▶ Listed records
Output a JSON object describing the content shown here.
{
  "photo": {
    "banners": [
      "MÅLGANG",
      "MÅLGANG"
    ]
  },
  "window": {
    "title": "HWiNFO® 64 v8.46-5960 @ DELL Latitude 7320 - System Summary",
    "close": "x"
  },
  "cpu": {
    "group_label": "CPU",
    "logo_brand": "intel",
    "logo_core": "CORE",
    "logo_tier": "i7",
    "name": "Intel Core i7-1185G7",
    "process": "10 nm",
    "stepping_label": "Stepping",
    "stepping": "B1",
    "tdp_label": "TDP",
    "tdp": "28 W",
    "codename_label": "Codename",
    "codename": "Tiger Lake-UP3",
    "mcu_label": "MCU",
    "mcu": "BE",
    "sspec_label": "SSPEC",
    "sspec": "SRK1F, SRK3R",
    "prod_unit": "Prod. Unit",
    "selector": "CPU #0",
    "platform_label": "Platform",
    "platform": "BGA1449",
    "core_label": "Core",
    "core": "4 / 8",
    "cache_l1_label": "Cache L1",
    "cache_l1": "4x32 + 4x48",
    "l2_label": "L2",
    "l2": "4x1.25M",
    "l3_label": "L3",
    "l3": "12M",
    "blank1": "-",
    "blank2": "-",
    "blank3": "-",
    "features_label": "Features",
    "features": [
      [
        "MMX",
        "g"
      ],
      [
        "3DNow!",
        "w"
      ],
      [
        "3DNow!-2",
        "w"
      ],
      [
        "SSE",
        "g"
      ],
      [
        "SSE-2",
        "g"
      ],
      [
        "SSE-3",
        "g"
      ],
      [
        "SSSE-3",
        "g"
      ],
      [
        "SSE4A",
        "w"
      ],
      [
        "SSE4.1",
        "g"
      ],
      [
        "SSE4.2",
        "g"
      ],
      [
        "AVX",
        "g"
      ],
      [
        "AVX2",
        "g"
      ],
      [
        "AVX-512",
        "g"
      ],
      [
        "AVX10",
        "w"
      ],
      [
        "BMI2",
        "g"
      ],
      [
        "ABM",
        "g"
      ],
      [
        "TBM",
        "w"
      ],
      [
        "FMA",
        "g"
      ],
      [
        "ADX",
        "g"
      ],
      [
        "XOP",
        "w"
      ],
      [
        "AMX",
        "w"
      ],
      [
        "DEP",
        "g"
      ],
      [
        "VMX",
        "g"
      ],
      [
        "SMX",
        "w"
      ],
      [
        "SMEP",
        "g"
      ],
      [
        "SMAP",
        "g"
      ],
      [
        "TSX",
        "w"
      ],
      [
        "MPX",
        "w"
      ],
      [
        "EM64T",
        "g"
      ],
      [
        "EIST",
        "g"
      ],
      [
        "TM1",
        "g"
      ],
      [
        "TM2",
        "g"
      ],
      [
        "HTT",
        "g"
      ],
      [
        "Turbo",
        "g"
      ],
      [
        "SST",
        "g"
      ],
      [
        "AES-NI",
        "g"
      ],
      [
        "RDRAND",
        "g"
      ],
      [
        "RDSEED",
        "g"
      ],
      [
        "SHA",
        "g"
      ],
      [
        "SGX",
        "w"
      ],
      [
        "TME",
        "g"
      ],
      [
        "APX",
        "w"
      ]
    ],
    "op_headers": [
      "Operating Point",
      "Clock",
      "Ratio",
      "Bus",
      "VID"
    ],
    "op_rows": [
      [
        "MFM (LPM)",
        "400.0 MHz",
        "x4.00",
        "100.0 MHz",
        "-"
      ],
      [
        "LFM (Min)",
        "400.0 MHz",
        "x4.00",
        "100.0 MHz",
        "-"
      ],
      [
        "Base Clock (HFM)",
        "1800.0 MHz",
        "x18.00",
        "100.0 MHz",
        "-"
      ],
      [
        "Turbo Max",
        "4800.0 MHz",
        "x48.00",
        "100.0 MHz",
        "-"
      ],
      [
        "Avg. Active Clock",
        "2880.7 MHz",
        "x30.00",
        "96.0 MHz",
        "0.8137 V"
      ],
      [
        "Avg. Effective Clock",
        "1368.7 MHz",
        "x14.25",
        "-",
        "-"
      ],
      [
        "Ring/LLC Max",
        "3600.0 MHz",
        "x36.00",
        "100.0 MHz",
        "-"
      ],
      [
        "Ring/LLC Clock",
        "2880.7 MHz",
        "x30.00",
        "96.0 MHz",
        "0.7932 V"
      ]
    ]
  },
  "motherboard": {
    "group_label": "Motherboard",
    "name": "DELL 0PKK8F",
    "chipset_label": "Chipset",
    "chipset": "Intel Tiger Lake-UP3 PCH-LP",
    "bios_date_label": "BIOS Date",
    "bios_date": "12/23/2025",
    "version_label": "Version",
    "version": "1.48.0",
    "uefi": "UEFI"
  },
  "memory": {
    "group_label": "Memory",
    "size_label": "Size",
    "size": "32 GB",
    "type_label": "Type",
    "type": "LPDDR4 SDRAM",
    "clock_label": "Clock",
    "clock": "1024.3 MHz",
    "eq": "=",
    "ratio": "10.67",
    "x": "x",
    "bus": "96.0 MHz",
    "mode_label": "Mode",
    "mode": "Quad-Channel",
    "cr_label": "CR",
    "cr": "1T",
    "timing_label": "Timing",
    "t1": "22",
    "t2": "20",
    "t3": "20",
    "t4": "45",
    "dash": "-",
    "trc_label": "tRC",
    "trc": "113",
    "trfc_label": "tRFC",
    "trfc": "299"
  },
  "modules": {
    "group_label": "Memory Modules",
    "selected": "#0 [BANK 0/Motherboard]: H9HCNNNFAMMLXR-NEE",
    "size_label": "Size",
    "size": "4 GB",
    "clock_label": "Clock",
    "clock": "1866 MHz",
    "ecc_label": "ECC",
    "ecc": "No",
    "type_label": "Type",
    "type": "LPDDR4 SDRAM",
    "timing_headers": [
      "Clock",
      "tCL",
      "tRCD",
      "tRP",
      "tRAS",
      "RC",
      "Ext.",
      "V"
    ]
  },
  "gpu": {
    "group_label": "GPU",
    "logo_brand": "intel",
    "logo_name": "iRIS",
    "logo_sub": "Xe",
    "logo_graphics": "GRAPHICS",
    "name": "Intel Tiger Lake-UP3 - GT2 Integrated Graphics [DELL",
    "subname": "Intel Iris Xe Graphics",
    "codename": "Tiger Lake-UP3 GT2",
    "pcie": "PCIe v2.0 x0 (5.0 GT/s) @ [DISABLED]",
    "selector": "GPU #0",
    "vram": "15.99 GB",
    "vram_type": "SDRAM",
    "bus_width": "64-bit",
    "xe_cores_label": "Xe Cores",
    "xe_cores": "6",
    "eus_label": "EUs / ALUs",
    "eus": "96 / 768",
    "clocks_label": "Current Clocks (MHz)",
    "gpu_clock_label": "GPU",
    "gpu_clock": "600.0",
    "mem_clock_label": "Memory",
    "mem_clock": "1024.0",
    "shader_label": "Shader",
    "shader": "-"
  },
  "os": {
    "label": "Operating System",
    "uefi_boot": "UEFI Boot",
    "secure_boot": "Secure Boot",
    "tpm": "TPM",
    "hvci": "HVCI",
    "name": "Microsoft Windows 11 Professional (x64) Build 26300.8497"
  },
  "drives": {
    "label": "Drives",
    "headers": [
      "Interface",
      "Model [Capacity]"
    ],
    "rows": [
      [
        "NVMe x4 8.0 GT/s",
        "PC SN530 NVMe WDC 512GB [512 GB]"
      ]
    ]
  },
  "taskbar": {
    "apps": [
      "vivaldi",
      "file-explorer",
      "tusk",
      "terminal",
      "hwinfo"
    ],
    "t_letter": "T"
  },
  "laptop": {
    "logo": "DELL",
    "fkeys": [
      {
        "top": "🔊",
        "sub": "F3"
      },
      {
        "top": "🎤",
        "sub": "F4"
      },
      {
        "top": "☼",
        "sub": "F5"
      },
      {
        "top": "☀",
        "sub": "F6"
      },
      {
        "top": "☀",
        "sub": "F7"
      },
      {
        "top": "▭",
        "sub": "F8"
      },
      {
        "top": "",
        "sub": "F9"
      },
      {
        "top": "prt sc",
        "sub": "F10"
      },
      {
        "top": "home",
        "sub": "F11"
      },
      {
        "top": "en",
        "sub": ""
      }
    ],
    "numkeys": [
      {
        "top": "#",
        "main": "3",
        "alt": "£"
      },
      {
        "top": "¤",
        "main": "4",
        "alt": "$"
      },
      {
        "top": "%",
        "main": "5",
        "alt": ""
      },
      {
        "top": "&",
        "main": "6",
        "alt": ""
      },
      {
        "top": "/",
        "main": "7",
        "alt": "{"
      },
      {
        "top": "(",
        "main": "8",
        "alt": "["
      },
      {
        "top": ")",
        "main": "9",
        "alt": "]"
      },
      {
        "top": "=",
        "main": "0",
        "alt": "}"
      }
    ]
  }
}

▶ Direction
Report the number of lines that include the string "Operating"; return nothing but the count.

▶ Exercise answer
2